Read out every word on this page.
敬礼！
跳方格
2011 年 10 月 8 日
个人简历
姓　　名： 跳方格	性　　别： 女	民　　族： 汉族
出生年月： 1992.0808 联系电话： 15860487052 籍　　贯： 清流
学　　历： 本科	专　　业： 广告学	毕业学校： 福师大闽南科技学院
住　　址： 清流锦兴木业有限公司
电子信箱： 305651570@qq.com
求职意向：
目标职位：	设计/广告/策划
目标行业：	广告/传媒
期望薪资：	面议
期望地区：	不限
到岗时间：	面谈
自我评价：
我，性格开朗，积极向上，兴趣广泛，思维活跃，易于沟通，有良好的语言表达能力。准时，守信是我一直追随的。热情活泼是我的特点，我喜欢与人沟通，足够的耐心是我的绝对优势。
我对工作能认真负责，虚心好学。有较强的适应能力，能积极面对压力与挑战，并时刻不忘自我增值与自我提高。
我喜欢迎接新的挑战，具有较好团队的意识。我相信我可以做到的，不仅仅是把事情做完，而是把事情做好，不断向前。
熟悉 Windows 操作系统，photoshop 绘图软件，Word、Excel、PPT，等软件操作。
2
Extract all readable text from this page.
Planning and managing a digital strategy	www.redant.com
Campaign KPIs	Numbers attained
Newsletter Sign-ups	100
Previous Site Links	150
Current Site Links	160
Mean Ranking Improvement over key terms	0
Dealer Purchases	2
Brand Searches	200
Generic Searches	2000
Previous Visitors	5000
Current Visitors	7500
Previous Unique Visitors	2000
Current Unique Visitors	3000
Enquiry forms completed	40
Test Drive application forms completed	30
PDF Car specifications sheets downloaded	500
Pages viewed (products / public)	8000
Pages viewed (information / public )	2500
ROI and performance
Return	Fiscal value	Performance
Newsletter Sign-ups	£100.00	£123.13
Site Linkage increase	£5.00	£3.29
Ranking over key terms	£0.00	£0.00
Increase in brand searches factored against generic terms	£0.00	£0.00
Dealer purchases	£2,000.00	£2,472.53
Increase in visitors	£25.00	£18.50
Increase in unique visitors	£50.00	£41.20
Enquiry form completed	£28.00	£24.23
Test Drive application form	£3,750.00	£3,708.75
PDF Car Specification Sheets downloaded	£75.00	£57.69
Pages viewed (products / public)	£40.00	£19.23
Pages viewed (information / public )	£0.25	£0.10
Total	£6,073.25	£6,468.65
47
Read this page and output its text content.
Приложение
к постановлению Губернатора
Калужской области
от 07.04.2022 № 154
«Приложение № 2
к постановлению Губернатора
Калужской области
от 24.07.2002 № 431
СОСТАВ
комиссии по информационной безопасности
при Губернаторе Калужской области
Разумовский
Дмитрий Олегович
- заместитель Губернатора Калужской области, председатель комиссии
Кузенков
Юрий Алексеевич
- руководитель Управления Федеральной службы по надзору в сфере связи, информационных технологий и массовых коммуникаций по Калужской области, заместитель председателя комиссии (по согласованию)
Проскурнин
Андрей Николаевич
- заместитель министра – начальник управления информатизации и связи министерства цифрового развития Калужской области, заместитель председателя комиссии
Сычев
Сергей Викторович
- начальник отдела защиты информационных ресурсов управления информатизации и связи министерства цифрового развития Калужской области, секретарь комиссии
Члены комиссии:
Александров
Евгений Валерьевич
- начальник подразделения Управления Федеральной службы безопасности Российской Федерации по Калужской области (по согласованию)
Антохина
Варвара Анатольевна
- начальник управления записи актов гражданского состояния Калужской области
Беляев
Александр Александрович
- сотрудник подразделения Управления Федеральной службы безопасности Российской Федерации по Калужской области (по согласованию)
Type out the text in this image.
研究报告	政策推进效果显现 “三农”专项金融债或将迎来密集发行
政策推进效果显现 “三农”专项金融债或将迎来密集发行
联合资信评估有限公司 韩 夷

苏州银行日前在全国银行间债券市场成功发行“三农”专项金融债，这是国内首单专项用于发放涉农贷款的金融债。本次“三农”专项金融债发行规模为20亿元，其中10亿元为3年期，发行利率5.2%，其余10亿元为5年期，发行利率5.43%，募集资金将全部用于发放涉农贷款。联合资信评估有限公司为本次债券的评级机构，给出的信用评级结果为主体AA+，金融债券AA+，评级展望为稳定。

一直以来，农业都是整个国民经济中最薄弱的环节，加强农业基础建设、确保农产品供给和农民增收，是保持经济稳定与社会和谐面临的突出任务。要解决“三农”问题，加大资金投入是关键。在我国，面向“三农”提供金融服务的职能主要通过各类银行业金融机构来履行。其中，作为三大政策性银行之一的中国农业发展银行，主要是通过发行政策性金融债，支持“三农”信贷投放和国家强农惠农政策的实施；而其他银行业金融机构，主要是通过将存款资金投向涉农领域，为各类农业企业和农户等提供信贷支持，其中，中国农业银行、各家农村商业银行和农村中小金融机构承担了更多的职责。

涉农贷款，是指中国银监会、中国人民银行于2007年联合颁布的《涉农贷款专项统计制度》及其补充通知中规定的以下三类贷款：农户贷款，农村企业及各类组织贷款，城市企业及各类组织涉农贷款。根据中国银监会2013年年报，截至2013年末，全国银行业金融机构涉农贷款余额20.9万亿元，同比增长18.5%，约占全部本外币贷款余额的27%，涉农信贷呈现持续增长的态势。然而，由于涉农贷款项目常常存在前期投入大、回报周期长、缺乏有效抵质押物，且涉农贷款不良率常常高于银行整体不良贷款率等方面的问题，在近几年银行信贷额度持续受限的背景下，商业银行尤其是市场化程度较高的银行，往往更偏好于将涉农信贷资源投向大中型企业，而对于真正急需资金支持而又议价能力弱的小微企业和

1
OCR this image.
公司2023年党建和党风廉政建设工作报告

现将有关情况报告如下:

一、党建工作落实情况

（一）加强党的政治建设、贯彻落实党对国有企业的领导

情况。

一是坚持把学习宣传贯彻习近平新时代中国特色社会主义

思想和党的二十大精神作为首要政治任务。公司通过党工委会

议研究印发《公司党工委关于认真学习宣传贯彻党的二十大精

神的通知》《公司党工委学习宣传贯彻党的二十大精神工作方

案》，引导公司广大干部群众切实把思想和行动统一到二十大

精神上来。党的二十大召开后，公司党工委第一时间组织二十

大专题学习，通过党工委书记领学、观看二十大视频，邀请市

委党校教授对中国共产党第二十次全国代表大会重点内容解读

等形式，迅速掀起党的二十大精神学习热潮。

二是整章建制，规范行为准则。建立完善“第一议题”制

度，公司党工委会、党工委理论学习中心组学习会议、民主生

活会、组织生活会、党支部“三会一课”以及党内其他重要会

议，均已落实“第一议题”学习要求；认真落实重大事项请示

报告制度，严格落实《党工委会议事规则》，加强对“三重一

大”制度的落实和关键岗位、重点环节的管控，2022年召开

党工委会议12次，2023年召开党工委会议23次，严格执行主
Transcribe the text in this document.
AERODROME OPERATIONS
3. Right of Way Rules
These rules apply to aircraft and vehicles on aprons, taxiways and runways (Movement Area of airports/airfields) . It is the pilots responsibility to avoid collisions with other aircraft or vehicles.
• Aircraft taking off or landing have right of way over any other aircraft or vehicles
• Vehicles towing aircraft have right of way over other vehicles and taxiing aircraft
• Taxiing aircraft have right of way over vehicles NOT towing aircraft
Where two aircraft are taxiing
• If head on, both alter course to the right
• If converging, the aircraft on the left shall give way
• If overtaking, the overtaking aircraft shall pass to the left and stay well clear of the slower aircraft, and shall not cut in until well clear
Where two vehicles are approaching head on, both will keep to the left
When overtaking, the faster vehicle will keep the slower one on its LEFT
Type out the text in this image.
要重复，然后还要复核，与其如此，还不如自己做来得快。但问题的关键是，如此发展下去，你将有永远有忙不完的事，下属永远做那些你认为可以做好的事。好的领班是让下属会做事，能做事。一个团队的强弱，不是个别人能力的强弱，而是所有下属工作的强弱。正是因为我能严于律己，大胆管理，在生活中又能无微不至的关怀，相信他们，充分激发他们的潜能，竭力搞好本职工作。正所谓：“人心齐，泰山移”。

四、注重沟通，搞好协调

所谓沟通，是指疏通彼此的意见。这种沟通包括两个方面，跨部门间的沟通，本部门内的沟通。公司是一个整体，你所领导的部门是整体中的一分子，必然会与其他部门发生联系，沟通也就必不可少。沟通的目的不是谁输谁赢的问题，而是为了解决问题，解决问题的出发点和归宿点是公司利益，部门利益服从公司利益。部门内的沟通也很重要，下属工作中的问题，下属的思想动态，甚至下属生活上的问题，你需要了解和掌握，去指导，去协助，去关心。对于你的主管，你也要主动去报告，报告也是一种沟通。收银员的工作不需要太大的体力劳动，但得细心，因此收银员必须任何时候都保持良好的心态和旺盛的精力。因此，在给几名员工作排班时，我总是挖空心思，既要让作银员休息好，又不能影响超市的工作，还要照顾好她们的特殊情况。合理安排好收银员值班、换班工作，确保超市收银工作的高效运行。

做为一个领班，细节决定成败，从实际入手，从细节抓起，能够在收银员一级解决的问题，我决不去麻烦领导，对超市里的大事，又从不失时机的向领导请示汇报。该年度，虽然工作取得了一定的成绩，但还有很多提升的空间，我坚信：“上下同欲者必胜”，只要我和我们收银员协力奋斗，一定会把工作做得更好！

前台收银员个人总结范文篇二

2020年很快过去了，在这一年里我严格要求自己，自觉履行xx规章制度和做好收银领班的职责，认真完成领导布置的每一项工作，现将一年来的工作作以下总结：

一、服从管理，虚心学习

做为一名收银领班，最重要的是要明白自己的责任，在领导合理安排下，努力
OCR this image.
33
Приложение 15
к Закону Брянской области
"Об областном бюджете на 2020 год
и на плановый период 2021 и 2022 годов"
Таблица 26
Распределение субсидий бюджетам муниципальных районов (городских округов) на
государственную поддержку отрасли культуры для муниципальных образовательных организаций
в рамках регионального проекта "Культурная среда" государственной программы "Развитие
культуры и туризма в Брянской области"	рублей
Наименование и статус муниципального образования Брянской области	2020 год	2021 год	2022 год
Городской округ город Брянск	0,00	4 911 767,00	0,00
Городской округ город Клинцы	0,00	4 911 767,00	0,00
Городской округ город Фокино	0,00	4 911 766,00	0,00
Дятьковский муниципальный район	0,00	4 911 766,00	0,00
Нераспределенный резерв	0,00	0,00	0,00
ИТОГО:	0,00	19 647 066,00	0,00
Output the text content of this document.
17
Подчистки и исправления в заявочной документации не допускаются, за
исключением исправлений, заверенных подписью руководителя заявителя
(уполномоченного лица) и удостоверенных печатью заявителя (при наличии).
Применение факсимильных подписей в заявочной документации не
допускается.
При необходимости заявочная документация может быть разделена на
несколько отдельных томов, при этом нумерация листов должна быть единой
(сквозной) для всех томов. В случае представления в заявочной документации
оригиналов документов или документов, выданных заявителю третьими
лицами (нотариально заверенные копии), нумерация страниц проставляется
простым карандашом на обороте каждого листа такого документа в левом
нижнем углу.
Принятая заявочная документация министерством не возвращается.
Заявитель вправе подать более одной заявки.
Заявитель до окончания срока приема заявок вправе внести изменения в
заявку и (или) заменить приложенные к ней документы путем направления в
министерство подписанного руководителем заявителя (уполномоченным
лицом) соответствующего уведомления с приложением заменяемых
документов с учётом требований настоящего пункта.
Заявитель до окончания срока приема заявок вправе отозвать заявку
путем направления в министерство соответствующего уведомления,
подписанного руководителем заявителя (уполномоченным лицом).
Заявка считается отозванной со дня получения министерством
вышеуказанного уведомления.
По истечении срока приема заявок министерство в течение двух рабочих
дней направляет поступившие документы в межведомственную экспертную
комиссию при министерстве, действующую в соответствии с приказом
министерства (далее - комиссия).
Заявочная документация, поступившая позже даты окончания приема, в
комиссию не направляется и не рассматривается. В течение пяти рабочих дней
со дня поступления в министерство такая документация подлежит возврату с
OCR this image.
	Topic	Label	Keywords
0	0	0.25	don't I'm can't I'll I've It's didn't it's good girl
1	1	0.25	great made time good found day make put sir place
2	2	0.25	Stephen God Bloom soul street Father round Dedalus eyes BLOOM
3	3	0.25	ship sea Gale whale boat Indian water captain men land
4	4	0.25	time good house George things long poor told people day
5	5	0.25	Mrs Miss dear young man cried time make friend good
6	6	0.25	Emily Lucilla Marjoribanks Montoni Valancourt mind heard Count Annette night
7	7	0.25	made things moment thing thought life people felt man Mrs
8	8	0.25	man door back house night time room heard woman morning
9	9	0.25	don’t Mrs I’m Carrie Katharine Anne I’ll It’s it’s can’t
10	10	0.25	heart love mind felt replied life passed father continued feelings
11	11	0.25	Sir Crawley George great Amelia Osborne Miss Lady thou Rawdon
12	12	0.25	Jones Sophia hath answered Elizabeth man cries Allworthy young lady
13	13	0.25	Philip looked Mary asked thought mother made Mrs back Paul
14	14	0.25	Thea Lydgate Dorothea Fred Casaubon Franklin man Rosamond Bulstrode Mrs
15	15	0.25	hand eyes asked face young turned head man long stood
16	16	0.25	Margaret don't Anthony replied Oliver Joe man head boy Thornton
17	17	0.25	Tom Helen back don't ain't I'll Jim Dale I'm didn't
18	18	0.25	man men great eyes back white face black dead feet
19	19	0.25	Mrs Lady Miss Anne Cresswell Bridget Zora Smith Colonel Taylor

-=-=-=-=-

▸ **Task requirements**
Gather each line from the listing above that holds "text".

▸ **Task response**
Extract all readable text from this page.
Read this page and output its text content.
Type out the text in this image.
Transcribe the text in this document.
Type out the text in this image.
Output the text content of this document.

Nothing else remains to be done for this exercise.